Make an exact copy of the lines below.

── EXCERPTED DATA

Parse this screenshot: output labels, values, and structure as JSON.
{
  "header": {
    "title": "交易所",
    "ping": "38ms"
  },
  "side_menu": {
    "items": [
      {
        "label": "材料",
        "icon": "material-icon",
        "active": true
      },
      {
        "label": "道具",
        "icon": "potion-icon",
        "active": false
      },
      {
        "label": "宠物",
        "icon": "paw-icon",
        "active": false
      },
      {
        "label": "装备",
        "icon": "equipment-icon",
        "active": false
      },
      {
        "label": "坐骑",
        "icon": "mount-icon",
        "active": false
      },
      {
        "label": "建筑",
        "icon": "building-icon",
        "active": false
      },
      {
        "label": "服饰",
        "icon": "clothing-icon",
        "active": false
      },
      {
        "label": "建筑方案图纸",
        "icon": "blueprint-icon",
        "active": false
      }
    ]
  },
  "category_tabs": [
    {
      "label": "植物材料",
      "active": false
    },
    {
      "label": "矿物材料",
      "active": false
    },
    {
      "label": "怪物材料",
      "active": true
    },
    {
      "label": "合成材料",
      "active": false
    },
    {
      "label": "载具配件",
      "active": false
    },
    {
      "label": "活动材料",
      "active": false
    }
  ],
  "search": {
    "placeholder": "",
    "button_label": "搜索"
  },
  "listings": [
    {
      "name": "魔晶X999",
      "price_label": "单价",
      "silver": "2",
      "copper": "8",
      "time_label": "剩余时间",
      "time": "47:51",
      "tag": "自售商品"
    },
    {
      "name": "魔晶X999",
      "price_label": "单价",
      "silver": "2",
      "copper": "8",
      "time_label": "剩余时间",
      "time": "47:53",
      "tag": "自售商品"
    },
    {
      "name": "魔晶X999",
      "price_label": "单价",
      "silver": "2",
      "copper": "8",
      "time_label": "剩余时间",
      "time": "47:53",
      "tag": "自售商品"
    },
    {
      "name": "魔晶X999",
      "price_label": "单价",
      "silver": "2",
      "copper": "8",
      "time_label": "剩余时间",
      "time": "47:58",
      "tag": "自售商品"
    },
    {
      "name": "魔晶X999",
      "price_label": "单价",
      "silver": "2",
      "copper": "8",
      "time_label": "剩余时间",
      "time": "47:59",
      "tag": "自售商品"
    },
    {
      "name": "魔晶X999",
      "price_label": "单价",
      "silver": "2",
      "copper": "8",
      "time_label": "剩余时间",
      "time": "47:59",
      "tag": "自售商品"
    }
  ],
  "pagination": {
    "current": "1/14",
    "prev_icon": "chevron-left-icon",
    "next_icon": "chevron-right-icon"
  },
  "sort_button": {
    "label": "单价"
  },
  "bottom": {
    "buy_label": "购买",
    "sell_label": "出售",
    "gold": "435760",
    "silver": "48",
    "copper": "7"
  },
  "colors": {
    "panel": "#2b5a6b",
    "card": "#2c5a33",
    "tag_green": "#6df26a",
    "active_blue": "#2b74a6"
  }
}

────

#### RESULT OF THE EXERCISE:
Parse this screenshot: output labels, values, and structure as JSON.
{
  "header": {
    "title": "交易所",
    "ping": "38ms"
  },
  "side_menu": {
    "items": [
      {
        "label": "材料",
        "icon": "material-icon",
        "active": true
      },
      {
        "label": "道具",
        "icon": "potion-icon",
        "active": false
      },
      {
        "label": "宠物",
        "icon": "paw-icon",
        "active": false
      },
      {
        "label": "装备",
        "icon": "equipment-icon",
        "active": false
      },
      {
        "label": "坐骑",
        "icon": "mount-icon",
        "active": false
      },
      {
        "label": "建筑",
        "icon": "building-icon",
        "active": false
      },
      {
        "label": "服饰",
        "icon": "clothing-icon",
        "active": false
      },
      {
        "label": "建筑方案图纸",
        "icon": "blueprint-icon",
        "active": false
      }
    ]
  },
  "category_tabs": [
    {
      "label": "植物材料",
      "active": false
    },
    {
      "label": "矿物材料",
      "active": false
    },
    {
      "label": "怪物材料",
      "active": true
    },
    {
      "label": "合成材料",
      "active": false
    },
    {
      "label": "载具配件",
      "active": false
    },
    {
      "label": "活动材料",
      "active": false
    }
  ],
  "search": {
    "placeholder": "",
    "button_label": "搜索"
  },
  "listings": [
    {
      "name": "魔晶X999",
      "price_label": "单价",
      "silver": "2",
      "copper": "8",
      "time_label": "剩余时间",
      "time": "47:51",
      "tag": "自售商品"
    },
    {
      "name": "魔晶X999",
      "price_label": "单价",
      "silver": "2",
      "copper": "8",
      "time_label": "剩余时间",
      "time": "47:53",
      "tag": "自售商品"
    },
    {
      "name": "魔晶X999",
      "price_label": "单价",
      "silver": "2",
      "copper": "8",
      "time_label": "剩余时间",
      "time": "47:53",
      "tag": "自售商品"
    },
    {
      "name": "魔晶X999",
      "price_label": "单价",
      "silver": "2",
      "copper": "8",
      "time_label": "剩余时间",
      "time": "47:58",
      "tag": "自售商品"
    },
    {
      "name": "魔晶X999",
      "price_label": "单价",
      "silver": "2",
      "copper": "8",
      "time_label": "剩余时间",
      "time": "47:59",
      "tag": "自售商品"
    },
    {
      "name": "魔晶X999",
      "price_label": "单价",
      "silver": "2",
      "copper": "8",
      "time_label": "剩余时间",
      "time": "47:59",
      "tag": "自售商品"
    }
  ],
  "pagination": {
    "current": "1/14",
    "prev_icon": "chevron-left-icon",
    "next_icon": "chevron-right-icon"
  },
  "sort_button": {
    "label": "单价"
  },
  "bottom": {
    "buy_label": "购买",
    "sell_label": "出售",
    "gold": "435760",
    "silver": "48",
    "copper": "7"
  },
  "colors": {
    "panel": "#2b5a6b",
    "card": "#2c5a33",
    "tag_green": "#6df26a",
    "active_blue": "#2b74a6"
  }
}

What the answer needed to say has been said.